**EXERCISE TASK**
Single out each line with the word "structured" and copy it.

─── GIVEN DATA

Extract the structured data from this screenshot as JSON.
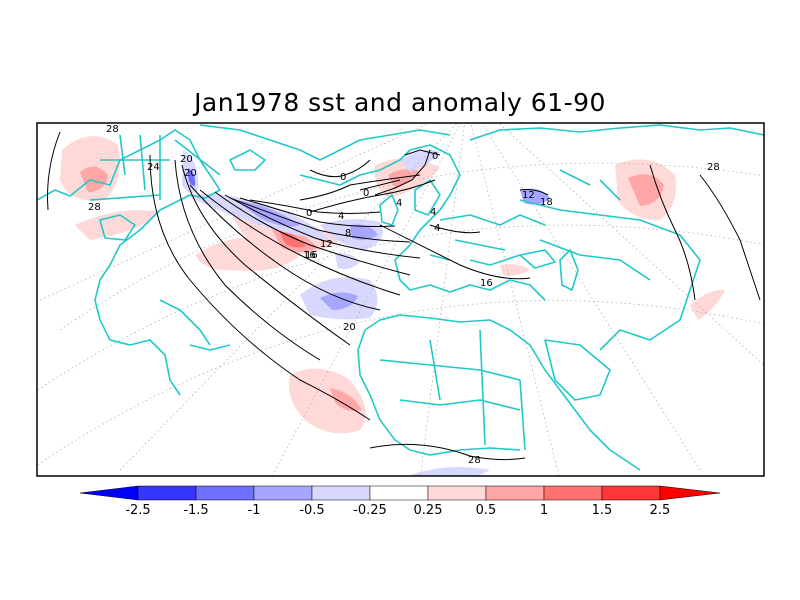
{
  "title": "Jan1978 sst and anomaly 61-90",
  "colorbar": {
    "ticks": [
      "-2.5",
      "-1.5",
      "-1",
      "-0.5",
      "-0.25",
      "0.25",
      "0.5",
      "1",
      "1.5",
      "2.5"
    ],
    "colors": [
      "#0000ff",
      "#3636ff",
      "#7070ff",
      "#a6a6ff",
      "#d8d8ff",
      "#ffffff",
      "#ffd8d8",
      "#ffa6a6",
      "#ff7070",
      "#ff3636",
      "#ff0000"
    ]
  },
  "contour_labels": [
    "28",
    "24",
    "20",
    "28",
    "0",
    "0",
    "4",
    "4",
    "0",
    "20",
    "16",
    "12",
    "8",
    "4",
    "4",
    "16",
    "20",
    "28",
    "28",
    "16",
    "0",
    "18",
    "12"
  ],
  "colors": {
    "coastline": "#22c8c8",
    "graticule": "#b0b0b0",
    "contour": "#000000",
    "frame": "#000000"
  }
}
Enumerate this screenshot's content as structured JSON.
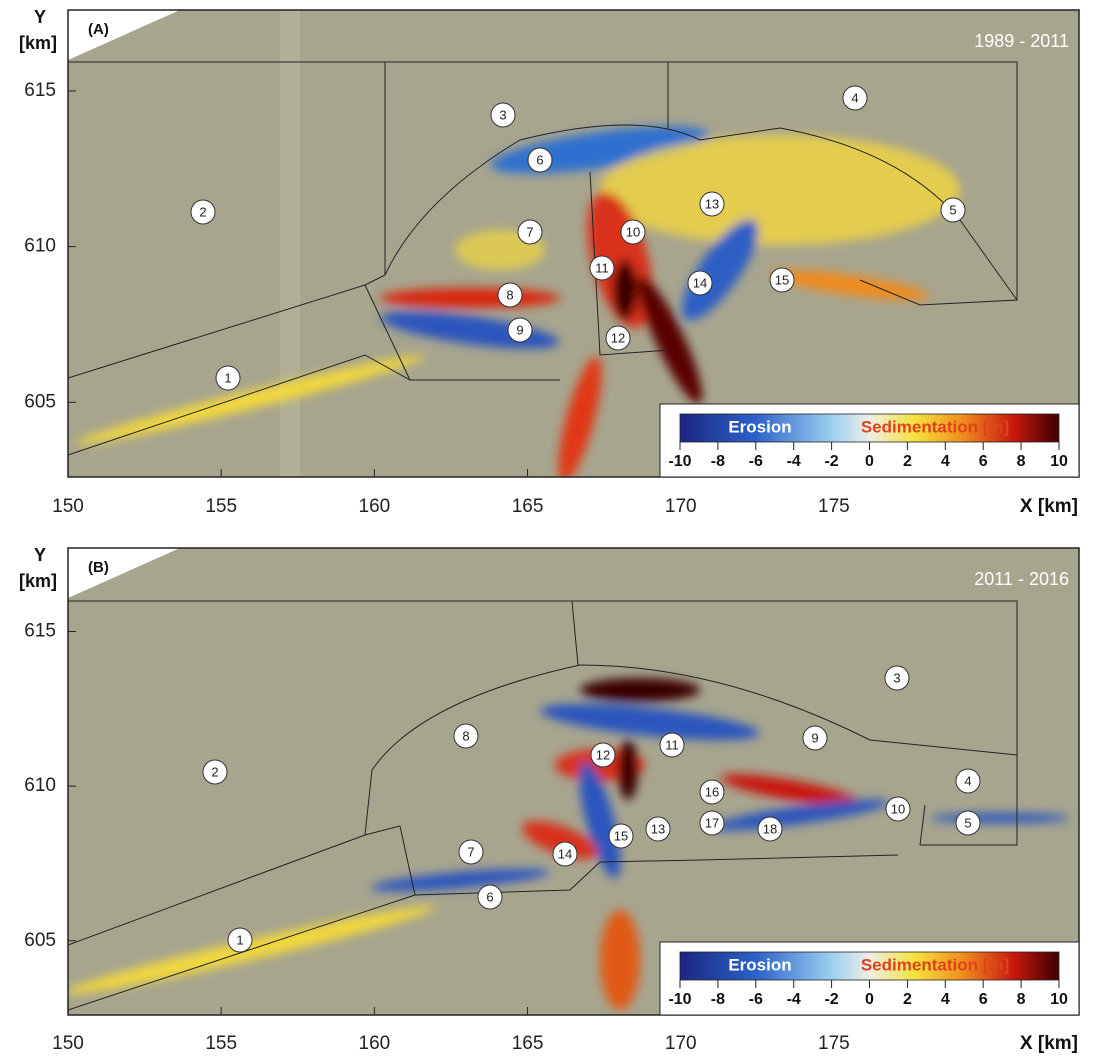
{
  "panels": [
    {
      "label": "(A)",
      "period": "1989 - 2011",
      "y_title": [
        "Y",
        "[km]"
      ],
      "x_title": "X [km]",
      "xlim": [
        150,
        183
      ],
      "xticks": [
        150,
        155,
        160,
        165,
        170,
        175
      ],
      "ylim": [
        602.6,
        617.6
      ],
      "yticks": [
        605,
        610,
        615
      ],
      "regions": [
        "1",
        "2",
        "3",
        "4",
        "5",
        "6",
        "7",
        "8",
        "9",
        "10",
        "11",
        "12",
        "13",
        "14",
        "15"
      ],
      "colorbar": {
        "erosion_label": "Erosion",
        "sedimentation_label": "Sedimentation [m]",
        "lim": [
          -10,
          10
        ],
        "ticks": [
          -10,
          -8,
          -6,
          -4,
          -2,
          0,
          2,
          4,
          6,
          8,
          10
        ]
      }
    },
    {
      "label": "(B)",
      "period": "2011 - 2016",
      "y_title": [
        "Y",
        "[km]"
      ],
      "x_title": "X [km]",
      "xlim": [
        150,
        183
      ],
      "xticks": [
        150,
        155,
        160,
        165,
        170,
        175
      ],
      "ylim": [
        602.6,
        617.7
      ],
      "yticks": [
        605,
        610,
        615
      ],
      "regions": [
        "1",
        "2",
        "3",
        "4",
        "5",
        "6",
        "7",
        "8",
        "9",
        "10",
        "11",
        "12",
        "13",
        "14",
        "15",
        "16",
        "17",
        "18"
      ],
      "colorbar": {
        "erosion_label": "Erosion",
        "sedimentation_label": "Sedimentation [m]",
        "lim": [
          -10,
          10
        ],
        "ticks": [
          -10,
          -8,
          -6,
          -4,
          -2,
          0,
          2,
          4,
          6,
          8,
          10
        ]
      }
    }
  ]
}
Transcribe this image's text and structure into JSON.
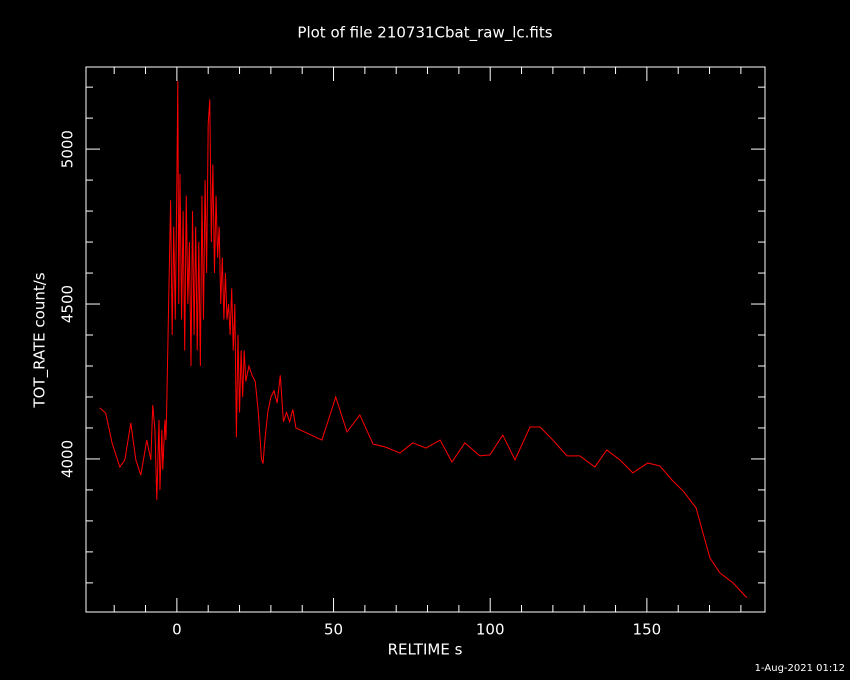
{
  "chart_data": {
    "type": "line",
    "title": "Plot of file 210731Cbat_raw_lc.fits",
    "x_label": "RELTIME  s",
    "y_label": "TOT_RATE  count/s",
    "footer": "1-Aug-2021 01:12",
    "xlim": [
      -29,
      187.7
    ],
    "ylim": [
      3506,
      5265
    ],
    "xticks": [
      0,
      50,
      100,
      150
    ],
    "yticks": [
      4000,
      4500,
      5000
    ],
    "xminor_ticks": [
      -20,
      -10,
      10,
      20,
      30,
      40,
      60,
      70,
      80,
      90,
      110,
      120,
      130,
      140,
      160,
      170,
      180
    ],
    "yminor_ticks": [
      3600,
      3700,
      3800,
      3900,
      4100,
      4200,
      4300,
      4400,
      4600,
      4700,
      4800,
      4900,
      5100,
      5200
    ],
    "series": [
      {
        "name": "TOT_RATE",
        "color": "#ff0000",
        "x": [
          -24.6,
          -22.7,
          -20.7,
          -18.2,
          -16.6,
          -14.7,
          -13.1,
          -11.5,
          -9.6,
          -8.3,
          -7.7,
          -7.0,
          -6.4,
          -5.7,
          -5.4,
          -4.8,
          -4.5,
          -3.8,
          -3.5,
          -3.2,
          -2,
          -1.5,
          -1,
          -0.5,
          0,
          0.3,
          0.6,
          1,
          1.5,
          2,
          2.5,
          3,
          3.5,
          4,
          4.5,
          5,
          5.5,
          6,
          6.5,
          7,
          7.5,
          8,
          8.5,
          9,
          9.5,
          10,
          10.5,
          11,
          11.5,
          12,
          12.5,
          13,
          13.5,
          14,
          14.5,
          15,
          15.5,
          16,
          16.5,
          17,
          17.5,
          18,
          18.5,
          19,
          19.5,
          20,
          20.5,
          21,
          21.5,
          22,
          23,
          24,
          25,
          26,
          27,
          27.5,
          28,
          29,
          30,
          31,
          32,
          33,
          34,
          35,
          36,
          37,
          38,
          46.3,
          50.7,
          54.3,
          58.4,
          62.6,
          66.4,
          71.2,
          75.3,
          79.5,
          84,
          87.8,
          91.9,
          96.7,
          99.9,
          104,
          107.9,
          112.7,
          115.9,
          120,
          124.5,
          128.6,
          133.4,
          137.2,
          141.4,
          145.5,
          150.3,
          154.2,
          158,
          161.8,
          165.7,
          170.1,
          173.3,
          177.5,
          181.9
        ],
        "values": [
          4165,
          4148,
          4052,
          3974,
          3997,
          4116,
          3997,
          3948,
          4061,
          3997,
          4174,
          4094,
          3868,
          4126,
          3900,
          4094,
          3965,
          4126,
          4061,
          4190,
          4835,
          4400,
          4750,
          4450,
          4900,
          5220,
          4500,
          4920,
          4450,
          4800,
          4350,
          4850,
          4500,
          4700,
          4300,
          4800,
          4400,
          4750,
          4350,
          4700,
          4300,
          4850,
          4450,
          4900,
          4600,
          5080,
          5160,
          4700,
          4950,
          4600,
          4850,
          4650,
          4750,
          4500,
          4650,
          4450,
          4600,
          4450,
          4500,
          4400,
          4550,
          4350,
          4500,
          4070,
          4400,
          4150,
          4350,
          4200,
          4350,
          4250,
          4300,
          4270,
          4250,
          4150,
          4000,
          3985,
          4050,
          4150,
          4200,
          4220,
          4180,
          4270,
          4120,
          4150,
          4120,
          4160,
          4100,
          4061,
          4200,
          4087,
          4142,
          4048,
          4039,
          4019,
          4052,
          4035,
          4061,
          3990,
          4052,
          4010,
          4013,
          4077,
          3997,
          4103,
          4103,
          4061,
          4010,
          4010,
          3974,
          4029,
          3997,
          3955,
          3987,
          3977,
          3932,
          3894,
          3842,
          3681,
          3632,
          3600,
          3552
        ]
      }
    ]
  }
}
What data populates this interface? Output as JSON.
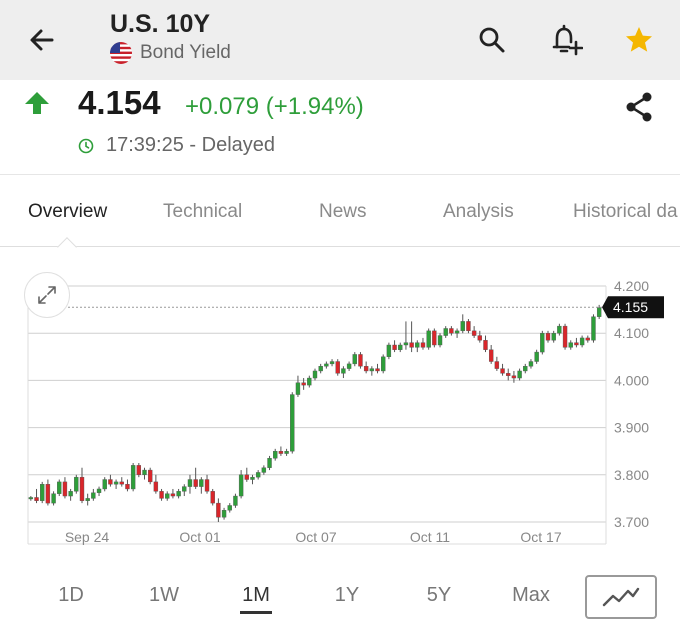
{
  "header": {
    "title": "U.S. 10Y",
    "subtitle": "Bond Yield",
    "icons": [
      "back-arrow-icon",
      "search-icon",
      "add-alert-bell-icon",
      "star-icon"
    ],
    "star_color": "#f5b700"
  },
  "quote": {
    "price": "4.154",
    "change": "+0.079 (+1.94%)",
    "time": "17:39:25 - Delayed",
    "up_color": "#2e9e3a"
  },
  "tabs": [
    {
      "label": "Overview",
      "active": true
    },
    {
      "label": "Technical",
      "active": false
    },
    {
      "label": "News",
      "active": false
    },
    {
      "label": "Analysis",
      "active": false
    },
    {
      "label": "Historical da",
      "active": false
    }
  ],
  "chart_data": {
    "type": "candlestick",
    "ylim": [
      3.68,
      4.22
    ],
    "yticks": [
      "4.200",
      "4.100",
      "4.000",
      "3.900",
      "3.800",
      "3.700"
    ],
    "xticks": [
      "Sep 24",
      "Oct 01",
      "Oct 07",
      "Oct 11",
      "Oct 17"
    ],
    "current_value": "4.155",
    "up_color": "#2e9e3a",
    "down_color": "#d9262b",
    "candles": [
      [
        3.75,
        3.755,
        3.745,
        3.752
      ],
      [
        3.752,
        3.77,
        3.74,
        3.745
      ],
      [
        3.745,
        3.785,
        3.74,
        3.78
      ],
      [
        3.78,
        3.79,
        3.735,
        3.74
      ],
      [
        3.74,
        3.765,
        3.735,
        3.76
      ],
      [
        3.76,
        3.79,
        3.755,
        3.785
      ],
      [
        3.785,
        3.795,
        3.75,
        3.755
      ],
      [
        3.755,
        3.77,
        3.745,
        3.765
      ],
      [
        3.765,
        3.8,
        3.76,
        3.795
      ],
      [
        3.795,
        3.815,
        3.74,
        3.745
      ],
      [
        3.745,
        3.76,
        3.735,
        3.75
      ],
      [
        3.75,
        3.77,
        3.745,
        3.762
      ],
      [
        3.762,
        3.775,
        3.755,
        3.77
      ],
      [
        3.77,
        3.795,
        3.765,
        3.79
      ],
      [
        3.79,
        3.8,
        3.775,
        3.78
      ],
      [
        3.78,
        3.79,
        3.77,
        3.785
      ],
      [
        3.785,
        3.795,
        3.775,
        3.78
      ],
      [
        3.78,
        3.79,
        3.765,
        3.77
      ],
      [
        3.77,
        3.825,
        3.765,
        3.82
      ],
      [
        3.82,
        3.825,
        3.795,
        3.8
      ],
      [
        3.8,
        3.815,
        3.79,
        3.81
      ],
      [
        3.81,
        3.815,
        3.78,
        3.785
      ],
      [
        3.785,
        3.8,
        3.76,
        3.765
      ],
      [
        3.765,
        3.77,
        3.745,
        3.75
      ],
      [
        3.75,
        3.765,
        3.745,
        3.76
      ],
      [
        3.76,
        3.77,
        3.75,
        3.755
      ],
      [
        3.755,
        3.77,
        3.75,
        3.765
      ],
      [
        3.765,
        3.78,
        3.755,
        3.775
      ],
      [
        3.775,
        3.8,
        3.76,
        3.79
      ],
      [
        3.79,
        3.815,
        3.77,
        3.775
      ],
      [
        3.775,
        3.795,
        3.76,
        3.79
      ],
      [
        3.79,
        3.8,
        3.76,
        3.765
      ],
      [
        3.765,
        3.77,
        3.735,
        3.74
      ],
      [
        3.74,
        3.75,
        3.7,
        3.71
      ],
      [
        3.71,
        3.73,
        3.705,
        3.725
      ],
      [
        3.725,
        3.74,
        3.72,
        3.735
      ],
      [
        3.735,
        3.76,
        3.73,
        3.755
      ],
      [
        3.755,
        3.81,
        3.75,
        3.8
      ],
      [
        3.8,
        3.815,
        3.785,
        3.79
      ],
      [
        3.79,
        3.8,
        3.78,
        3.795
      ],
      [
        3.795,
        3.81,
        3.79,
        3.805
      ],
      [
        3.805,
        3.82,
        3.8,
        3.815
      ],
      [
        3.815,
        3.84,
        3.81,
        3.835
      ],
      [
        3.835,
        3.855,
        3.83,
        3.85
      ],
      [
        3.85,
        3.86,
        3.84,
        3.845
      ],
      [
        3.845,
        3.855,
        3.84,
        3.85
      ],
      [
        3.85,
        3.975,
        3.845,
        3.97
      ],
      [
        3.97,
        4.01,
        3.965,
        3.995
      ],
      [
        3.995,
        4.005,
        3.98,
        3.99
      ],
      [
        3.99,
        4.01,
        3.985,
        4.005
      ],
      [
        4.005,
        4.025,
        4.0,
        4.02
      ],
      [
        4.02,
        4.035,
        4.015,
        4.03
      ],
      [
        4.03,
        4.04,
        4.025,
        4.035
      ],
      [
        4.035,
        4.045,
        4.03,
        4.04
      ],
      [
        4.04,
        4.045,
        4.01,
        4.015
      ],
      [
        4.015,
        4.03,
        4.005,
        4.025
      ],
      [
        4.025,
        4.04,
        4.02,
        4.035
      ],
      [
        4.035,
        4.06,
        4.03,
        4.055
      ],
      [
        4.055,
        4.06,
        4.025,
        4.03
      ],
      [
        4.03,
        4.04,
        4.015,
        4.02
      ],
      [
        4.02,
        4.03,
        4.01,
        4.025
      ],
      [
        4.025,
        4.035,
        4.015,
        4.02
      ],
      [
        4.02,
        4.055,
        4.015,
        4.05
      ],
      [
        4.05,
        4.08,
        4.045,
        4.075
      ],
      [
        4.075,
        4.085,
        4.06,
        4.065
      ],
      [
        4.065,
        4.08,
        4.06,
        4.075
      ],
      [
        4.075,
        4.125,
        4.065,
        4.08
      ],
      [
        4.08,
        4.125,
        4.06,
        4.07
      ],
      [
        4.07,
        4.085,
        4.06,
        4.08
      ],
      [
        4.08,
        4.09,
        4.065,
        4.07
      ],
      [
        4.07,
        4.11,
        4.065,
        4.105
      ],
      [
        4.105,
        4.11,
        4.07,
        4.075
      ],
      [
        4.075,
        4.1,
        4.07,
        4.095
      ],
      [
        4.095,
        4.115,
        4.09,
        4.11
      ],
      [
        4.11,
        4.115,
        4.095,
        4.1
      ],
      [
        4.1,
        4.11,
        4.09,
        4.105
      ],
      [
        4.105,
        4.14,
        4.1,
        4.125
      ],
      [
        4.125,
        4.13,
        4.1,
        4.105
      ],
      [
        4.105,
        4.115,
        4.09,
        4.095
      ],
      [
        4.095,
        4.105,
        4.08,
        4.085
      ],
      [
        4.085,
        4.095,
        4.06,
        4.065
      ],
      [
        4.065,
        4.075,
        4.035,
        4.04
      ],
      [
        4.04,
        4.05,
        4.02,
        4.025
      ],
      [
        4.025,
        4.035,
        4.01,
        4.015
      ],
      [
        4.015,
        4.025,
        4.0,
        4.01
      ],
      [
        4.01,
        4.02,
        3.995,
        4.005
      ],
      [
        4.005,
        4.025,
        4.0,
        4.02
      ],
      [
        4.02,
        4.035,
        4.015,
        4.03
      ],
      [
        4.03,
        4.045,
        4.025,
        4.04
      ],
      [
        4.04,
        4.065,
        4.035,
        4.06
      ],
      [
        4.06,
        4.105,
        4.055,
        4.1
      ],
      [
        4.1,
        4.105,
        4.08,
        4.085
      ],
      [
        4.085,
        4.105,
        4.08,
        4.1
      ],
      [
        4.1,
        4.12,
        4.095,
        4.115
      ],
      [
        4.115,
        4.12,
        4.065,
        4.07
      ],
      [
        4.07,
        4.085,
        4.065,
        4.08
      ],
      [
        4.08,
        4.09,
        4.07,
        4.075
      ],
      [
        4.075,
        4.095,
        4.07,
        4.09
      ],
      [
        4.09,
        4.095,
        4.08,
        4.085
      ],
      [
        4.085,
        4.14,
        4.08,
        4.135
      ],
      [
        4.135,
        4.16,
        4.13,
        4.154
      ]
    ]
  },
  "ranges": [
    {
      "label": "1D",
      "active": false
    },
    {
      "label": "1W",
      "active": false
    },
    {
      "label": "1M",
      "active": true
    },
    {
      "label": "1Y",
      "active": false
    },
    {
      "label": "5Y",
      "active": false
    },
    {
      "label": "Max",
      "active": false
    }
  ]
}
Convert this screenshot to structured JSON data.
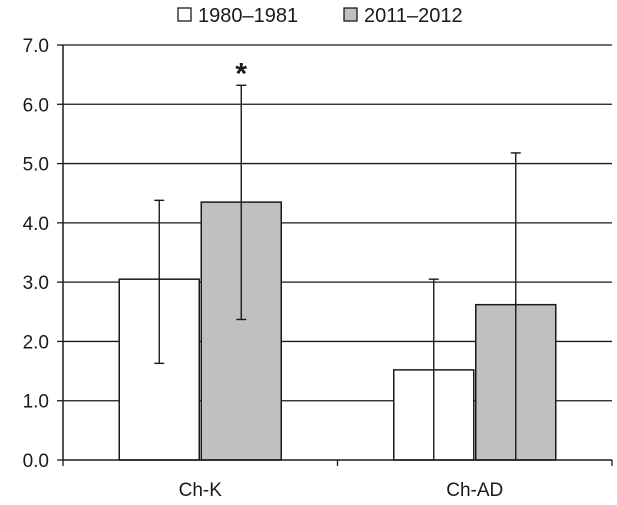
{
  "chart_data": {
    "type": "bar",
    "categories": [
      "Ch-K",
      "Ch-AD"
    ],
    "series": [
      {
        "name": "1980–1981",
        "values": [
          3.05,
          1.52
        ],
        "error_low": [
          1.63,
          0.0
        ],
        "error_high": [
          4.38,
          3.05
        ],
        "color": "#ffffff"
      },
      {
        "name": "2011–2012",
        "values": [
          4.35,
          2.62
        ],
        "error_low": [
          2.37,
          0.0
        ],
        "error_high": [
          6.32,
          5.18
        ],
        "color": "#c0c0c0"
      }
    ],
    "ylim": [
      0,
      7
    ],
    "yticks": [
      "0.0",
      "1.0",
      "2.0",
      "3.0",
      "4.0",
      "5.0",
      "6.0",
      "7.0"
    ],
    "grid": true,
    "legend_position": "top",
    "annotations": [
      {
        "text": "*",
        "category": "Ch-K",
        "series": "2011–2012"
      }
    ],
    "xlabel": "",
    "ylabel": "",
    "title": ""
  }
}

──────

**CORRECT RESULT**
Extract the structured data from this screenshot as JSON.
Enumerate this screenshot's content as structured JSON.
Convert this screenshot to structured JSON data.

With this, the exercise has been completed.